* [Task to complete]
Below are some records; give them all again exactly, but not the pictures.

Collected data:
= = = = =

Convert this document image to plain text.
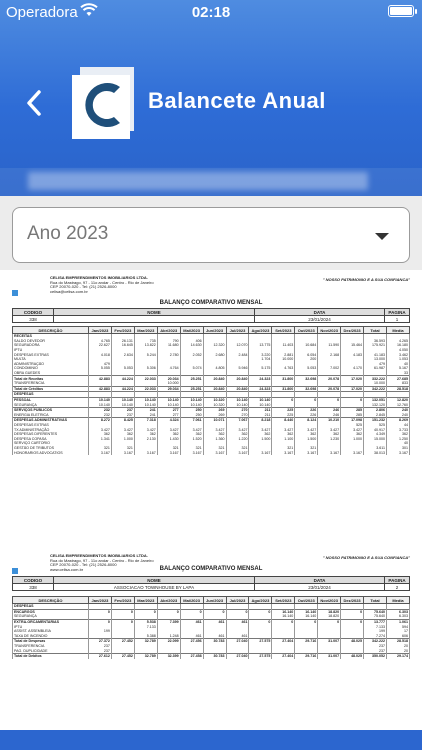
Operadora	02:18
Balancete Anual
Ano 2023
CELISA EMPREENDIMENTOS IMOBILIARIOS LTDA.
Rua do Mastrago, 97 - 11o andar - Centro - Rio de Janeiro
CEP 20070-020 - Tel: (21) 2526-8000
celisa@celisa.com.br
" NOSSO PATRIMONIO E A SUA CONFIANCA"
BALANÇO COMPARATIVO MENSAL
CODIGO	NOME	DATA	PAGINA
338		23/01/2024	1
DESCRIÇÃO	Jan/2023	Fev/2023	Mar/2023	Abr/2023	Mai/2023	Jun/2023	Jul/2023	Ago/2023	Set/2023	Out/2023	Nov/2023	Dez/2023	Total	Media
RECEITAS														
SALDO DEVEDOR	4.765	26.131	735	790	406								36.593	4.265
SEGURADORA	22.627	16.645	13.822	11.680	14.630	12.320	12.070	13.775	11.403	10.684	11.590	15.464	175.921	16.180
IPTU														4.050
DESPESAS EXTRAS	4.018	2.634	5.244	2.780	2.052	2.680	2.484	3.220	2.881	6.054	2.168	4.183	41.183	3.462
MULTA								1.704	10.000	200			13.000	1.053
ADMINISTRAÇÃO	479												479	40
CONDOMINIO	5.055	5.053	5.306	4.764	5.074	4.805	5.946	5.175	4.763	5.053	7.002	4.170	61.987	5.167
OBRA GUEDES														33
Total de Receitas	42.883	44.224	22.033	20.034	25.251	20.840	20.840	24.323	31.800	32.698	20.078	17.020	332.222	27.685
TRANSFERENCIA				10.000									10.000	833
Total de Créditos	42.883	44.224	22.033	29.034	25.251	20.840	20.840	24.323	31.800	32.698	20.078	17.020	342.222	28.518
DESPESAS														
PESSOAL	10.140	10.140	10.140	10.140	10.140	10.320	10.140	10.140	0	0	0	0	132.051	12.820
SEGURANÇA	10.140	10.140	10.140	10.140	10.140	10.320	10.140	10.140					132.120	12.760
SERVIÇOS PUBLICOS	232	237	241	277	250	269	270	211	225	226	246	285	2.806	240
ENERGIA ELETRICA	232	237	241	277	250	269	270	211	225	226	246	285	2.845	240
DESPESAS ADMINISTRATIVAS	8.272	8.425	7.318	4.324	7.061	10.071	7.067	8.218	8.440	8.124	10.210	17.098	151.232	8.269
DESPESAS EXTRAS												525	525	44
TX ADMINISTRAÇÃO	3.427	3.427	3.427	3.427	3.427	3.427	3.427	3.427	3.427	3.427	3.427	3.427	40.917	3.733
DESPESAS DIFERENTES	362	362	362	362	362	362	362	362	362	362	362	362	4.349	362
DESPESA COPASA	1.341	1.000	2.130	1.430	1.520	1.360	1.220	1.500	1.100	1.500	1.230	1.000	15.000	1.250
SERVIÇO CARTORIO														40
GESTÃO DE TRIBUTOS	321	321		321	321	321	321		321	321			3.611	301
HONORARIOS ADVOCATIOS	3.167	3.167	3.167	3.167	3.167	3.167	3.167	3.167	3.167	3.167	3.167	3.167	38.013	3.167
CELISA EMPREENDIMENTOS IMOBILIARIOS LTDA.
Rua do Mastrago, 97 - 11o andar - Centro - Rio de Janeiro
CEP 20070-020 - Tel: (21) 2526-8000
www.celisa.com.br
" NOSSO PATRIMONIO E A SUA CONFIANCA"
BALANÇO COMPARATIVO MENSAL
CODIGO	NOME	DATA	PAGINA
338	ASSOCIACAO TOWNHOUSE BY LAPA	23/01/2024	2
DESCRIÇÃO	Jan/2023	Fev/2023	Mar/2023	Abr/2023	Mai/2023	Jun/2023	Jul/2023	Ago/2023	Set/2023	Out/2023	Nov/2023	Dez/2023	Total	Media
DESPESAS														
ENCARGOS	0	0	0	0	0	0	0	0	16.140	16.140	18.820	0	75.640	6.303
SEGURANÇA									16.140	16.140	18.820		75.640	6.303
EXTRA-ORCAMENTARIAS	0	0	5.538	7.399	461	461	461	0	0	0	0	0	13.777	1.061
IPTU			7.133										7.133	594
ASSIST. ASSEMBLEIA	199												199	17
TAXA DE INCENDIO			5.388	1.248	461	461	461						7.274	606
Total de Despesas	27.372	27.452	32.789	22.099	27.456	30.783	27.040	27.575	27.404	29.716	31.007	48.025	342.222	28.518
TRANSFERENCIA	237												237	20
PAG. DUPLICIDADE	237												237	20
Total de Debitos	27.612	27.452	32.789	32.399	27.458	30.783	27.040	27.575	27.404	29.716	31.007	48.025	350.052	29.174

= = = = =

* [Solution for this task]
Convert this document image to plain text.
Operadora	02:18
Balancete Anual
Ano 2023
CELISA EMPREENDIMENTOS IMOBILIARIOS LTDA.
Rua do Mastrago, 97 - 11o andar - Centro - Rio de Janeiro
CEP 20070-020 - Tel: (21) 2526-8000
celisa@celisa.com.br
" NOSSO PATRIMONIO E A SUA CONFIANCA"
BALANÇO COMPARATIVO MENSAL
CODIGO	NOME	DATA	PAGINA
338		23/01/2024	1
DESCRIÇÃO	Jan/2023	Fev/2023	Mar/2023	Abr/2023	Mai/2023	Jun/2023	Jul/2023	Ago/2023	Set/2023	Out/2023	Nov/2023	Dez/2023	Total	Media
RECEITAS														
SALDO DEVEDOR	4.765	26.131	735	790	406								36.593	4.265
SEGURADORA	22.627	16.645	13.822	11.680	14.630	12.320	12.070	13.775	11.403	10.684	11.590	15.464	175.921	16.180
IPTU														4.050
DESPESAS EXTRAS	4.018	2.634	5.244	2.780	2.052	2.680	2.484	3.220	2.881	6.054	2.168	4.183	41.183	3.462
MULTA								1.704	10.000	200			13.000	1.053
ADMINISTRAÇÃO	479												479	40
CONDOMINIO	5.055	5.053	5.306	4.764	5.074	4.805	5.946	5.175	4.763	5.053	7.002	4.170	61.987	5.167
OBRA GUEDES														33
Total de Receitas	42.883	44.224	22.033	20.034	25.251	20.840	20.840	24.323	31.800	32.698	20.078	17.020	332.222	27.685
TRANSFERENCIA				10.000									10.000	833
Total de Créditos	42.883	44.224	22.033	29.034	25.251	20.840	20.840	24.323	31.800	32.698	20.078	17.020	342.222	28.518
DESPESAS														
PESSOAL	10.140	10.140	10.140	10.140	10.140	10.320	10.140	10.140	0	0	0	0	132.051	12.820
SEGURANÇA	10.140	10.140	10.140	10.140	10.140	10.320	10.140	10.140					132.120	12.760
SERVIÇOS PUBLICOS	232	237	241	277	250	269	270	211	225	226	246	285	2.806	240
ENERGIA ELETRICA	232	237	241	277	250	269	270	211	225	226	246	285	2.845	240
DESPESAS ADMINISTRATIVAS	8.272	8.425	7.318	4.324	7.061	10.071	7.067	8.218	8.440	8.124	10.210	17.098	151.232	8.269
DESPESAS EXTRAS												525	525	44
TX ADMINISTRAÇÃO	3.427	3.427	3.427	3.427	3.427	3.427	3.427	3.427	3.427	3.427	3.427	3.427	40.917	3.733
DESPESAS DIFERENTES	362	362	362	362	362	362	362	362	362	362	362	362	4.349	362
DESPESA COPASA	1.341	1.000	2.130	1.430	1.520	1.360	1.220	1.500	1.100	1.500	1.230	1.000	15.000	1.250
SERVIÇO CARTORIO														40
GESTÃO DE TRIBUTOS	321	321		321	321	321	321		321	321			3.611	301
HONORARIOS ADVOCATIOS	3.167	3.167	3.167	3.167	3.167	3.167	3.167	3.167	3.167	3.167	3.167	3.167	38.013	3.167
CELISA EMPREENDIMENTOS IMOBILIARIOS LTDA.
Rua do Mastrago, 97 - 11o andar - Centro - Rio de Janeiro
CEP 20070-020 - Tel: (21) 2526-8000
www.celisa.com.br
" NOSSO PATRIMONIO E A SUA CONFIANCA"
BALANÇO COMPARATIVO MENSAL
CODIGO	NOME	DATA	PAGINA
338	ASSOCIACAO TOWNHOUSE BY LAPA	23/01/2024	2
DESCRIÇÃO	Jan/2023	Fev/2023	Mar/2023	Abr/2023	Mai/2023	Jun/2023	Jul/2023	Ago/2023	Set/2023	Out/2023	Nov/2023	Dez/2023	Total	Media
DESPESAS														
ENCARGOS	0	0	0	0	0	0	0	0	16.140	16.140	18.820	0	75.640	6.303
SEGURANÇA									16.140	16.140	18.820		75.640	6.303
EXTRA-ORCAMENTARIAS	0	0	5.538	7.399	461	461	461	0	0	0	0	0	13.777	1.061
IPTU			7.133										7.133	594
ASSIST. ASSEMBLEIA	199												199	17
TAXA DE INCENDIO			5.388	1.248	461	461	461						7.274	606
Total de Despesas	27.372	27.452	32.789	22.099	27.456	30.783	27.040	27.575	27.404	29.716	31.007	48.025	342.222	28.518
TRANSFERENCIA	237												237	20
PAG. DUPLICIDADE	237												237	20
Total de Debitos	27.612	27.452	32.789	32.399	27.458	30.783	27.040	27.575	27.404	29.716	31.007	48.025	350.052	29.174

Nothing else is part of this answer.